*Exercise brief*. Restate, word for word, every line of the data.

*Records to process*.
= = =

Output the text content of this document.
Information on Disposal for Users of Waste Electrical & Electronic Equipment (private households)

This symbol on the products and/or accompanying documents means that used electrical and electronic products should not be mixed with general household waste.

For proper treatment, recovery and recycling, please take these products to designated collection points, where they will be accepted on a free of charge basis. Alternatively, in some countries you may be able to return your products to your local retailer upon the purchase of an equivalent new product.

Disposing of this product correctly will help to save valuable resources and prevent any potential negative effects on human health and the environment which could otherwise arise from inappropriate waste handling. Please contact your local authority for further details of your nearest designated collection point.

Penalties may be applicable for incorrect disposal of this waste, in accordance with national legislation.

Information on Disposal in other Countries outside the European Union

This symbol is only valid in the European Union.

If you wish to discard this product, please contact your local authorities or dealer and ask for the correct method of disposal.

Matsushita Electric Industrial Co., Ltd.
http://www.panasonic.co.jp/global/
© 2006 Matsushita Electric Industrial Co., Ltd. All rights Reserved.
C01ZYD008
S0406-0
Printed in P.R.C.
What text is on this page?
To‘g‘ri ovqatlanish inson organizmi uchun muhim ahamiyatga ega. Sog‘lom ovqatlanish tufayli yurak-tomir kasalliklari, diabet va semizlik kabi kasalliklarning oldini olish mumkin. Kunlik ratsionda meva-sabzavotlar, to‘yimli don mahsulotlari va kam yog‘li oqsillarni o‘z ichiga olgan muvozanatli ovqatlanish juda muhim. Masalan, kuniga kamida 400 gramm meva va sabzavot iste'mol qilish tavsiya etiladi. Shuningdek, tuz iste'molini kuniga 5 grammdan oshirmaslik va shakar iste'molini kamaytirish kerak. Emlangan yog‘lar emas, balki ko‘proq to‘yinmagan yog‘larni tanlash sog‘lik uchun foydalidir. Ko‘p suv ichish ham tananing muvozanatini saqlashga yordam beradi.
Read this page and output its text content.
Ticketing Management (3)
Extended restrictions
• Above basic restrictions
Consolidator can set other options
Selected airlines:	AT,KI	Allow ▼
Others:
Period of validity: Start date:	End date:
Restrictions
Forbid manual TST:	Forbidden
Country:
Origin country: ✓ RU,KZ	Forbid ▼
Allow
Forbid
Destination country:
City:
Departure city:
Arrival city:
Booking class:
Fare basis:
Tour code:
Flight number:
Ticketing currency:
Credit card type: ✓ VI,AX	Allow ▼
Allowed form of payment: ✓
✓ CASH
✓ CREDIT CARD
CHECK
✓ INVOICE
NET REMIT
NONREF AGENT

= = =

*Answer below*.
Output the text content of this document.
Information on Disposal for Users of Waste Electrical & Electronic Equipment (private households)

This symbol on the products and/or accompanying documents means that used electrical and electronic products should not be mixed with general household waste.

For proper treatment, recovery and recycling, please take these products to designated collection points, where they will be accepted on a free of charge basis. Alternatively, in some countries you may be able to return your products to your local retailer upon the purchase of an equivalent new product.

Disposing of this product correctly will help to save valuable resources and prevent any potential negative effects on human health and the environment which could otherwise arise from inappropriate waste handling. Please contact your local authority for further details of your nearest designated collection point.

Penalties may be applicable for incorrect disposal of this waste, in accordance with national legislation.

Information on Disposal in other Countries outside the European Union

This symbol is only valid in the European Union.

If you wish to discard this product, please contact your local authorities or dealer and ask for the correct method of disposal.

Matsushita Electric Industrial Co., Ltd.
http://www.panasonic.co.jp/global/
© 2006 Matsushita Electric Industrial Co., Ltd. All rights Reserved.
C01ZYD008
S0406-0
Printed in P.R.C.
What text is on this page?
To‘g‘ri ovqatlanish inson organizmi uchun muhim ahamiyatga ega. Sog‘lom ovqatlanish tufayli yurak-tomir kasalliklari, diabet va semizlik kabi kasalliklarning oldini olish mumkin. Kunlik ratsionda meva-sabzavotlar, to‘yimli don mahsulotlari va kam yog‘li oqsillarni o‘z ichiga olgan muvozanatli ovqatlanish juda muhim. Masalan, kuniga kamida 400 gramm meva va sabzavot iste'mol qilish tavsiya etiladi. Shuningdek, tuz iste'molini kuniga 5 grammdan oshirmaslik va shakar iste'molini kamaytirish kerak. Emlangan yog‘lar emas, balki ko‘proq to‘yinmagan yog‘larni tanlash sog‘lik uchun foydalidir. Ko‘p suv ichish ham tananing muvozanatini saqlashga yordam beradi.
Read this page and output its text content.
Ticketing Management (3)
Extended restrictions
• Above basic restrictions
Consolidator can set other options
Selected airlines:	AT,KI	Allow ▼
Others:
Period of validity: Start date:	End date:
Restrictions
Forbid manual TST:	Forbidden
Country:
Origin country: ✓ RU,KZ	Forbid ▼
Allow
Forbid
Destination country:
City:
Departure city:
Arrival city:
Booking class:
Fare basis:
Tour code:
Flight number:
Ticketing currency:
Credit card type: ✓ VI,AX	Allow ▼
Allowed form of payment: ✓
✓ CASH
✓ CREDIT CARD
CHECK
✓ INVOICE
NET REMIT
NONREF AGENT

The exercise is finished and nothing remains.